WRITTEN TASK.
Read the material below and tally how many lines hold the word "this", giving the number and nothing else.

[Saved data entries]
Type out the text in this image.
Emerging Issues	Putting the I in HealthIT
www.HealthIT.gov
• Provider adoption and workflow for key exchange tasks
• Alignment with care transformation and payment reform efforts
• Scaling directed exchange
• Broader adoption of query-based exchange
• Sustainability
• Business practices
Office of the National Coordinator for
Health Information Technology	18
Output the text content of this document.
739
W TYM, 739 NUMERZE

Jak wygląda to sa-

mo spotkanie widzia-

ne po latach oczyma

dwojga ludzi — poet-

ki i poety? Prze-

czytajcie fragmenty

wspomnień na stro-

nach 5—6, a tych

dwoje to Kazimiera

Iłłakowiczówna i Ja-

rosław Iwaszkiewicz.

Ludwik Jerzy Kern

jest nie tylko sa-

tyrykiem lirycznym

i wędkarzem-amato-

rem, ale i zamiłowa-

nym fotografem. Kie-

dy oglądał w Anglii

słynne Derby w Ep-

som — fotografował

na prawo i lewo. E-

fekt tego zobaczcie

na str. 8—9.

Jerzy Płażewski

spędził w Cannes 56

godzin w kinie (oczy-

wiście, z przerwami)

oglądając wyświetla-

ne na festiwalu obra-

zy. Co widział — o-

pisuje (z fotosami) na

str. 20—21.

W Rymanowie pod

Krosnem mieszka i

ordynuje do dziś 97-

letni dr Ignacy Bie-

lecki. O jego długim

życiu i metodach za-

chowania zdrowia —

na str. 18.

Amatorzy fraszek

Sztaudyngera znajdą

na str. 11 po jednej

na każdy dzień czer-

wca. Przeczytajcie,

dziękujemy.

...

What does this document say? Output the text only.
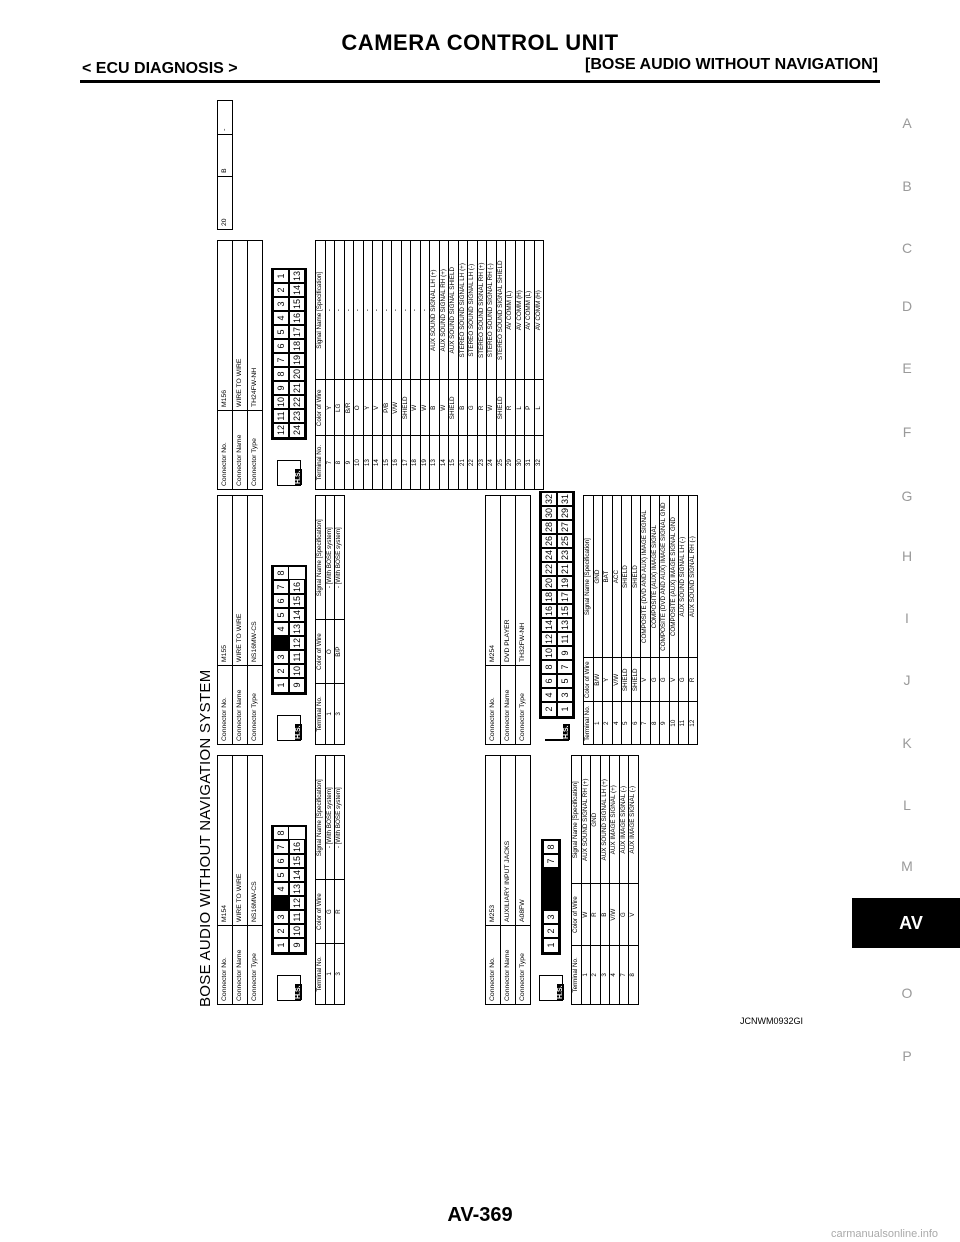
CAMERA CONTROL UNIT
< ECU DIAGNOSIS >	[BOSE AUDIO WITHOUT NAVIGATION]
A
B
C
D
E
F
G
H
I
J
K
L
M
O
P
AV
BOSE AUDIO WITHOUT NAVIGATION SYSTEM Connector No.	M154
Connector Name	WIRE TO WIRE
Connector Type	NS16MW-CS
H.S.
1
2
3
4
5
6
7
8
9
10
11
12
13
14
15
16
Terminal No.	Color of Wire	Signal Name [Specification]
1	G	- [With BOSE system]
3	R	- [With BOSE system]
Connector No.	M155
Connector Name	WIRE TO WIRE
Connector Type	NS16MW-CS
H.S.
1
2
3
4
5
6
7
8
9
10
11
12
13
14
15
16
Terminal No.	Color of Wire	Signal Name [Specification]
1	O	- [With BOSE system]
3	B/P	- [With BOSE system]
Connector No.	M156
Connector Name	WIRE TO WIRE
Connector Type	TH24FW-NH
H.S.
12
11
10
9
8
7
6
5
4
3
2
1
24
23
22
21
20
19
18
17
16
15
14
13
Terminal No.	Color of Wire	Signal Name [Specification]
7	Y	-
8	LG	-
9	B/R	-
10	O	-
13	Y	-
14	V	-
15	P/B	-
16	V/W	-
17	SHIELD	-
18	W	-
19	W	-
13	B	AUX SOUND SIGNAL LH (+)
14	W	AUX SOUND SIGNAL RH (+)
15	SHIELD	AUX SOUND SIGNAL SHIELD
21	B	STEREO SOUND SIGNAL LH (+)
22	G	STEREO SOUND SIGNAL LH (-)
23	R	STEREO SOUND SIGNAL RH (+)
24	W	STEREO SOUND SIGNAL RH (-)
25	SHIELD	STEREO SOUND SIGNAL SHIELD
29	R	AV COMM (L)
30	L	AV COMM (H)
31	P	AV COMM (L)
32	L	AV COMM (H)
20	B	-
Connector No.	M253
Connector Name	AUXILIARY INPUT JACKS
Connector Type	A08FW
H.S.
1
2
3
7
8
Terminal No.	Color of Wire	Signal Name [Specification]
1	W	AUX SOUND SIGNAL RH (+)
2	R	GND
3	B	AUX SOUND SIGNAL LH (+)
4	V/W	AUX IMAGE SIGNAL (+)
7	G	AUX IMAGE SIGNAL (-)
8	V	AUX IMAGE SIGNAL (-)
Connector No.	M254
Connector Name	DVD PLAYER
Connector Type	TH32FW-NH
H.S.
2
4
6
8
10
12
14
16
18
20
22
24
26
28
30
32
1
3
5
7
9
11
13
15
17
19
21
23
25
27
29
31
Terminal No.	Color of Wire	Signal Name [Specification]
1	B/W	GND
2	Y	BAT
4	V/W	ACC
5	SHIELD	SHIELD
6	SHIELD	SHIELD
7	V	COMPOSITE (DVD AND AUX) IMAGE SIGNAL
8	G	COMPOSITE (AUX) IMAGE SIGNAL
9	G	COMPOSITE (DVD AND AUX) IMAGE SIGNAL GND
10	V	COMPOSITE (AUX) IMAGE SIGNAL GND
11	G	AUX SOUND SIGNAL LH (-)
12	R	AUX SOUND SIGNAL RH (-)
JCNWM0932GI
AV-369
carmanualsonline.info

==

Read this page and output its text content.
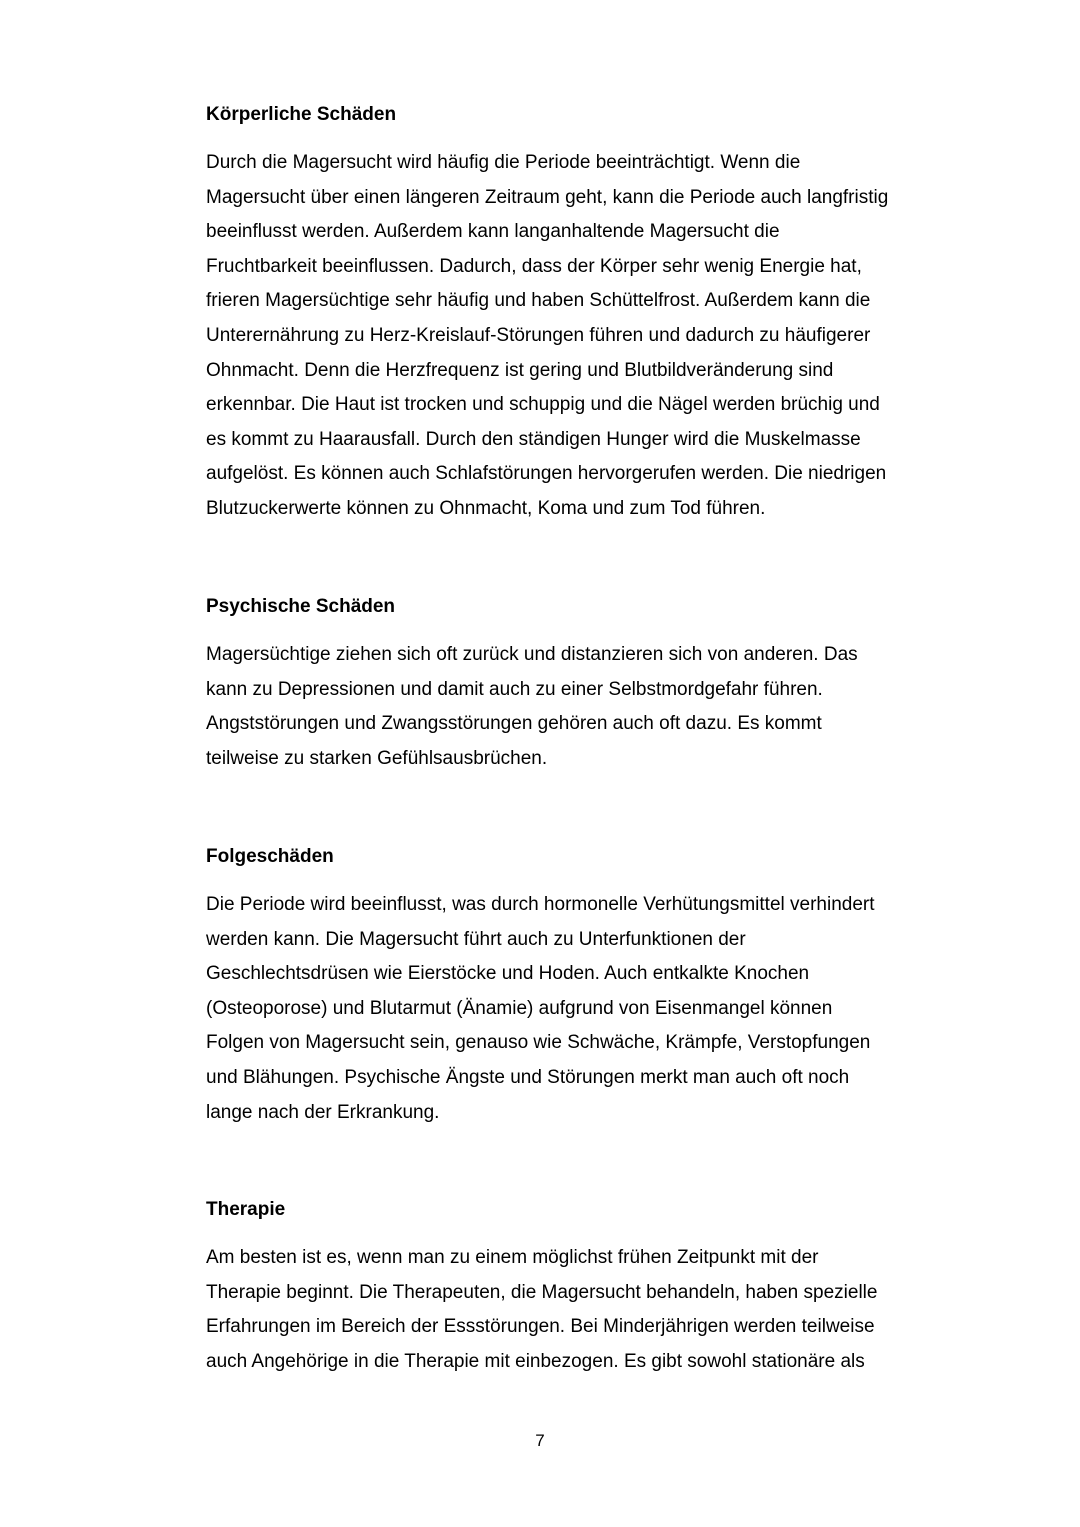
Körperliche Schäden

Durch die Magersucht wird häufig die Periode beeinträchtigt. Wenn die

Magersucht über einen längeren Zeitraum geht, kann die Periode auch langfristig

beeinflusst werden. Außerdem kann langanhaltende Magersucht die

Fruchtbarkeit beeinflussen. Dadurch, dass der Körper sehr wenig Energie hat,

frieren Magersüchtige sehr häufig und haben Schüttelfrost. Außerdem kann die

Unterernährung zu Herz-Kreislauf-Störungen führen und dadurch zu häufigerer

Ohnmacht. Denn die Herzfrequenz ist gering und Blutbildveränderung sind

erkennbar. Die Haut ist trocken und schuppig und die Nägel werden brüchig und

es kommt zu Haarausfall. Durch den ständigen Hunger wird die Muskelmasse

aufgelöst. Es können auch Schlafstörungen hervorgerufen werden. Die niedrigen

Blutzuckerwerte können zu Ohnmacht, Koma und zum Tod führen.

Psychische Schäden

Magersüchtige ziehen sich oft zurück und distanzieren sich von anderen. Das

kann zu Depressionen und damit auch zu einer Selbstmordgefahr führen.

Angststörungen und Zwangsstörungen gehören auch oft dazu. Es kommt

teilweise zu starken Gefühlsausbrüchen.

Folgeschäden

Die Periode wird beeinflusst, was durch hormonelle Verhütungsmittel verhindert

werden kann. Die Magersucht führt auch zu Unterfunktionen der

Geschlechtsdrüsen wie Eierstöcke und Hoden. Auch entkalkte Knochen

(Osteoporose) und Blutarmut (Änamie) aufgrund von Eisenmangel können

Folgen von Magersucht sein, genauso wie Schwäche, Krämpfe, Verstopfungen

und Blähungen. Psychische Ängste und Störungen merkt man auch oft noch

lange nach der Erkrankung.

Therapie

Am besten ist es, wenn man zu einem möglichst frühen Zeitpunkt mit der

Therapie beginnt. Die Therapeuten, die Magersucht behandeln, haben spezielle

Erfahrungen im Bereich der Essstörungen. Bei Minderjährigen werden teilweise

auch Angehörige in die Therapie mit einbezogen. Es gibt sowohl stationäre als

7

TASK OUTPUT.
4